- REQUEST -
Format the part of the entries that runs from the start through the line containing "374, 802, 394]" as a Markdown table with the columns Row and Text. Number each line in Row, put the line itself in Text, and omit blank lines.

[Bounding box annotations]
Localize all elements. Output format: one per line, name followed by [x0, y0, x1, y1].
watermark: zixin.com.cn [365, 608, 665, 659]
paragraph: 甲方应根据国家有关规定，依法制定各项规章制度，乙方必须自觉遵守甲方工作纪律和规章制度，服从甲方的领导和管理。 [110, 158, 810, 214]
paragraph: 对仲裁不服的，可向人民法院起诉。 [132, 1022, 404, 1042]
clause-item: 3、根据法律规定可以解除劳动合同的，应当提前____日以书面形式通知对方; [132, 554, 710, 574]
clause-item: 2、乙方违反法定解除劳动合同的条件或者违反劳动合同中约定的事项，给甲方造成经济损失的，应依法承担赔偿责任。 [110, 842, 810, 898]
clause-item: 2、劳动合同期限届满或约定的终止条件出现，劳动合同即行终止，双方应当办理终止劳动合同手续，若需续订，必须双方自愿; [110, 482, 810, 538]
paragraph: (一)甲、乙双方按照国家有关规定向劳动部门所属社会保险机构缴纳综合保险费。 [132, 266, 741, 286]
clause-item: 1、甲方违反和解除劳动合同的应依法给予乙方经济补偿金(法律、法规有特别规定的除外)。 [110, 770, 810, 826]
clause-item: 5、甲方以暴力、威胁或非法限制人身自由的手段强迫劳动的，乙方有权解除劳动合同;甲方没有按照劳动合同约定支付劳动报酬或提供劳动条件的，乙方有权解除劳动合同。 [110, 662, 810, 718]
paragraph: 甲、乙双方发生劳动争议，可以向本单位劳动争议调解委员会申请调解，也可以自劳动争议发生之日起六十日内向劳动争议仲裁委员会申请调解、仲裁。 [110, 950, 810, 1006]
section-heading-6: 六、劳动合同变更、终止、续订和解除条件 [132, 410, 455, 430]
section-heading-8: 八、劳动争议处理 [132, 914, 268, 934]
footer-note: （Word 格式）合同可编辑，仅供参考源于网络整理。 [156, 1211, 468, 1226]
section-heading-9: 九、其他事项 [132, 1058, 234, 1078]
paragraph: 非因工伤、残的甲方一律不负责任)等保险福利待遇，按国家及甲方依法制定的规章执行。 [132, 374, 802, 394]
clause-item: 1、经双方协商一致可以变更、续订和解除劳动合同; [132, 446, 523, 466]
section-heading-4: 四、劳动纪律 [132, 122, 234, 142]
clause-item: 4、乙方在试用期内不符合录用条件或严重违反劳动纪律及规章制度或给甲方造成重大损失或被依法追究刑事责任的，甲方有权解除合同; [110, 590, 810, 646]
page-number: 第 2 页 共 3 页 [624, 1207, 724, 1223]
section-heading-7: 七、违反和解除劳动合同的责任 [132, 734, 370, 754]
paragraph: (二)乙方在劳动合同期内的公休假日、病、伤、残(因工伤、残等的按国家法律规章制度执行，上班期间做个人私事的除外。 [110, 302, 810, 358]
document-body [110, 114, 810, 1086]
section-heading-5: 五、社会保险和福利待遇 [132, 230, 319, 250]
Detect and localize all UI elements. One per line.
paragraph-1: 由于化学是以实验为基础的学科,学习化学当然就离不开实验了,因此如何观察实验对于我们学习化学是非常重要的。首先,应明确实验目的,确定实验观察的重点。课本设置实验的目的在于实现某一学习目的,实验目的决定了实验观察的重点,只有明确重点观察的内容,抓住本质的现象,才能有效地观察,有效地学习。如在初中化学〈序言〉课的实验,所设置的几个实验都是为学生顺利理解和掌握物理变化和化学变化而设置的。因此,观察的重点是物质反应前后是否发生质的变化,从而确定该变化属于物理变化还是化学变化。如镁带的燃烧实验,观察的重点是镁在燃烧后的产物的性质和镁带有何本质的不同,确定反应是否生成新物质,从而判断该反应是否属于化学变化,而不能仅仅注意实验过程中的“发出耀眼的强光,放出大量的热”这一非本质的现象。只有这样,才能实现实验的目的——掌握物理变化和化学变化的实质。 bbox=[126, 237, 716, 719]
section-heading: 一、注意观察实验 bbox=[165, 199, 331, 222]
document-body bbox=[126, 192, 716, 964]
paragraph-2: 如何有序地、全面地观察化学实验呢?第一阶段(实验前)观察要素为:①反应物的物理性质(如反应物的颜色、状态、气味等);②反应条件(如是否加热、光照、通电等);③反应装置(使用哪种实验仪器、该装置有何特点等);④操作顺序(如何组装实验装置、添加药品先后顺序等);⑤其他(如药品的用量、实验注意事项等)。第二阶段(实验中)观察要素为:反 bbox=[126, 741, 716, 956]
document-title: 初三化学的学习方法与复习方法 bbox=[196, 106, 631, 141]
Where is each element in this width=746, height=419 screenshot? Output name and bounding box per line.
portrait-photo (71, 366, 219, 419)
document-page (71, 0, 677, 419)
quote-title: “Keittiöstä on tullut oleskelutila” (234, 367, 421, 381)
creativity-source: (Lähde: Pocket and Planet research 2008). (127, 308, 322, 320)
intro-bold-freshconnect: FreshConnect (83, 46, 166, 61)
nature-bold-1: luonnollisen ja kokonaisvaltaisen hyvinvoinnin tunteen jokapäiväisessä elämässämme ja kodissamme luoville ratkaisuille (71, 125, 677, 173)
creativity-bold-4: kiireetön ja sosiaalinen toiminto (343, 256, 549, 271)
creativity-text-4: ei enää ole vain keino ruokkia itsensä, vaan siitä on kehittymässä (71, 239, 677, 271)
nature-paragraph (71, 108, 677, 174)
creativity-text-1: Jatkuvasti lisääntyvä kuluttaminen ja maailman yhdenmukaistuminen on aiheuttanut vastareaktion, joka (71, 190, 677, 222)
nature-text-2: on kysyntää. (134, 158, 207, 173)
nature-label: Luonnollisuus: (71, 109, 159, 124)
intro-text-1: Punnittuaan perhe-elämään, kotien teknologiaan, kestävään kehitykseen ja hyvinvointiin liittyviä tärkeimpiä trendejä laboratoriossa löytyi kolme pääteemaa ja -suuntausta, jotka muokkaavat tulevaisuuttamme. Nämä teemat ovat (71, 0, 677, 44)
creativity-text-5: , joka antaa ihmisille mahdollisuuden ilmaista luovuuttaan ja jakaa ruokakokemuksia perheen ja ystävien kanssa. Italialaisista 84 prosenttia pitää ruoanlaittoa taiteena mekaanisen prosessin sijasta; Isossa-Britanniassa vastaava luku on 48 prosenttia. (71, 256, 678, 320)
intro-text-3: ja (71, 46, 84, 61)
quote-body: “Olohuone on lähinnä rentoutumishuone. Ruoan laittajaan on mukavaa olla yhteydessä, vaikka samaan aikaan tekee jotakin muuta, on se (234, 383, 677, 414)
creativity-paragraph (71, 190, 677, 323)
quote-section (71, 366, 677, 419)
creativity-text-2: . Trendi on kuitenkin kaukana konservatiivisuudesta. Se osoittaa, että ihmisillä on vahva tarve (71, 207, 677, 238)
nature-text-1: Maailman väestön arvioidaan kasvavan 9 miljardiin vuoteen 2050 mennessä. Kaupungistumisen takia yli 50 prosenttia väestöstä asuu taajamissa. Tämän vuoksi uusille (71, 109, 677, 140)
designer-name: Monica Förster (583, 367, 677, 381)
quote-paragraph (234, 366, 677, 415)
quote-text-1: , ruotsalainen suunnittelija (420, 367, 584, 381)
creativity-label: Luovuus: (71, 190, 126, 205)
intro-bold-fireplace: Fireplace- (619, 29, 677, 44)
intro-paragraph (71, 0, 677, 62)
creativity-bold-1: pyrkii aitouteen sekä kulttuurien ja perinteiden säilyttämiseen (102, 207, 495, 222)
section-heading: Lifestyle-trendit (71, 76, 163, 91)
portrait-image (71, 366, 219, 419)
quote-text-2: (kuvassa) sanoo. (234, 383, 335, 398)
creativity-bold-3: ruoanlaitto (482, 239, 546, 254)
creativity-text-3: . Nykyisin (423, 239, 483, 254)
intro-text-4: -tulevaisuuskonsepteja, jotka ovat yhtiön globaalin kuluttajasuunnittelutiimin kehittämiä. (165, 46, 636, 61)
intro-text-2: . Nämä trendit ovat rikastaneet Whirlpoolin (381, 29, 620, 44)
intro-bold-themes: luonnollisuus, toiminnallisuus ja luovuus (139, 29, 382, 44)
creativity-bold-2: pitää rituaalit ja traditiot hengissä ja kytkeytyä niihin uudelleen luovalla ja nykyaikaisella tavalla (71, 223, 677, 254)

- ANSWER TO THIS EXERCISE -
| Row | Text |
|---|---|
| 1 | Localize all elements. Output format: one per line, name followed by [x0, y0, x1, y1]. |
| 2 | watermark: zixin.com.cn [365, 608, 665, 659] |
| 3 | paragraph: 甲方应根据国家有关规定，依法制定各项规章制度，乙方必须自觉遵守甲方工作纪律和规章制度，服从甲方的领导和管理。 [110, 158, 810, 214] |
| 4 | paragraph: 对仲裁不服的，可向人民法院起诉。 [132, 1022, 404, 1042] |
| 5 | clause-item: 3、根据法律规定可以解除劳动合同的，应当提前____日以书面形式通知对方; [132, 554, 710, 574] |
| 6 | clause-item: 2、乙方违反法定解除劳动合同的条件或者违反劳动合同中约定的事项，给甲方造成经济损失的，应依法承担赔偿责任。 [110, 842, 810, 898] |
| 7 | clause-item: 2、劳动合同期限届满或约定的终止条件出现，劳动合同即行终止，双方应当办理终止劳动合同手续，若需续订，必须双方自愿; [110, 482, 810, 538] |
| 8 | paragraph: (一)甲、乙双方按照国家有关规定向劳动部门所属社会保险机构缴纳综合保险费。 [132, 266, 741, 286] |
| 9 | clause-item: 1、甲方违反和解除劳动合同的应依法给予乙方经济补偿金(法律、法规有特别规定的除外)。 [110, 770, 810, 826] |
| 10 | clause-item: 5、甲方以暴力、威胁或非法限制人身自由的手段强迫劳动的，乙方有权解除劳动合同;甲方没有按照劳动合同约定支付劳动报酬或提供劳动条件的，乙方有权解除劳动合同。 [110, 662, 810, 718] |
| 11 | paragraph: 甲、乙双方发生劳动争议，可以向本单位劳动争议调解委员会申请调解，也可以自劳动争议发生之日起六十日内向劳动争议仲裁委员会申请调解、仲裁。 [110, 950, 810, 1006] |
| 12 | section-heading-6: 六、劳动合同变更、终止、续订和解除条件 [132, 410, 455, 430] |
| 13 | section-heading-8: 八、劳动争议处理 [132, 914, 268, 934] |
| 14 | footer-note: （Word 格式）合同可编辑，仅供参考源于网络整理。 [156, 1211, 468, 1226] |
| 15 | section-heading-9: 九、其他事项 [132, 1058, 234, 1078] |
| 16 | paragraph: 非因工伤、残的甲方一律不负责任)等保险福利待遇，按国家及甲方依法制定的规章执行。 [132, 374, 802, 394] |